== Records
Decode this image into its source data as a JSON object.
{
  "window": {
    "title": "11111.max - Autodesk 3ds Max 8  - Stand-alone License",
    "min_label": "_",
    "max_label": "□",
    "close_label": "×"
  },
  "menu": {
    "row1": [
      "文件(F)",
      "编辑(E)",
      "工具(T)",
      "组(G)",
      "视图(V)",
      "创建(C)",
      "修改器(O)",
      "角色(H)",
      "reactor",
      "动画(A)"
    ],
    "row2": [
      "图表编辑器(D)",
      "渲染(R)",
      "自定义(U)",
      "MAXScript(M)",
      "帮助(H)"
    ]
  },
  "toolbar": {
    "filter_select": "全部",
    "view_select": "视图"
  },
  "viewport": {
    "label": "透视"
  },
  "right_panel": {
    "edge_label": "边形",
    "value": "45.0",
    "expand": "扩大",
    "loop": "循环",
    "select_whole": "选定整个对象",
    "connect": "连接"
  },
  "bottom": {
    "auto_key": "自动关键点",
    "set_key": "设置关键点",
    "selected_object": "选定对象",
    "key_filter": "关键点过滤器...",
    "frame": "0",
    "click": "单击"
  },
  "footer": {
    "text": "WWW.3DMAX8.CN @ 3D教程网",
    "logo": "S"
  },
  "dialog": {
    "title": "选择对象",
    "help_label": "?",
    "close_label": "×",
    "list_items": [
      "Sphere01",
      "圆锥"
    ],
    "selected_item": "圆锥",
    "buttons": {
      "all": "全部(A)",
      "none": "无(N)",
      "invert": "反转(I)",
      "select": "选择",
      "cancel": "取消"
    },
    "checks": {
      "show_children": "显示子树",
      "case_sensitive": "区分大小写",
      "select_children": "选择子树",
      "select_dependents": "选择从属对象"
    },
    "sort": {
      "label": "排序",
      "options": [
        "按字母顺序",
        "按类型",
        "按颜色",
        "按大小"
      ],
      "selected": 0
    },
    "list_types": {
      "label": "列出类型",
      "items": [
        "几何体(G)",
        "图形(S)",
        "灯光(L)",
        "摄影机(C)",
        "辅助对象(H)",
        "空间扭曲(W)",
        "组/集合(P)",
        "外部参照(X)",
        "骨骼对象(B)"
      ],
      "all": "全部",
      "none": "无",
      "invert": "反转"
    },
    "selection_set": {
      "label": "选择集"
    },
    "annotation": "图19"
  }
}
====
» Task directions
Return the whole listing exactly.

» Result below
Decode this image into its source data as a JSON object.
{
  "window": {
    "title": "11111.max - Autodesk 3ds Max 8  - Stand-alone License",
    "min_label": "_",
    "max_label": "□",
    "close_label": "×"
  },
  "menu": {
    "row1": [
      "文件(F)",
      "编辑(E)",
      "工具(T)",
      "组(G)",
      "视图(V)",
      "创建(C)",
      "修改器(O)",
      "角色(H)",
      "reactor",
      "动画(A)"
    ],
    "row2": [
      "图表编辑器(D)",
      "渲染(R)",
      "自定义(U)",
      "MAXScript(M)",
      "帮助(H)"
    ]
  },
  "toolbar": {
    "filter_select": "全部",
    "view_select": "视图"
  },
  "viewport": {
    "label": "透视"
  },
  "right_panel": {
    "edge_label": "边形",
    "value": "45.0",
    "expand": "扩大",
    "loop": "循环",
    "select_whole": "选定整个对象",
    "connect": "连接"
  },
  "bottom": {
    "auto_key": "自动关键点",
    "set_key": "设置关键点",
    "selected_object": "选定对象",
    "key_filter": "关键点过滤器...",
    "frame": "0",
    "click": "单击"
  },
  "footer": {
    "text": "WWW.3DMAX8.CN @ 3D教程网",
    "logo": "S"
  },
  "dialog": {
    "title": "选择对象",
    "help_label": "?",
    "close_label": "×",
    "list_items": [
      "Sphere01",
      "圆锥"
    ],
    "selected_item": "圆锥",
    "buttons": {
      "all": "全部(A)",
      "none": "无(N)",
      "invert": "反转(I)",
      "select": "选择",
      "cancel": "取消"
    },
    "checks": {
      "show_children": "显示子树",
      "case_sensitive": "区分大小写",
      "select_children": "选择子树",
      "select_dependents": "选择从属对象"
    },
    "sort": {
      "label": "排序",
      "options": [
        "按字母顺序",
        "按类型",
        "按颜色",
        "按大小"
      ],
      "selected": 0
    },
    "list_types": {
      "label": "列出类型",
      "items": [
        "几何体(G)",
        "图形(S)",
        "灯光(L)",
        "摄影机(C)",
        "辅助对象(H)",
        "空间扭曲(W)",
        "组/集合(P)",
        "外部参照(X)",
        "骨骼对象(B)"
      ],
      "all": "全部",
      "none": "无",
      "invert": "反转"
    },
    "selection_set": {
      "label": "选择集"
    },
    "annotation": "图19"
  }
}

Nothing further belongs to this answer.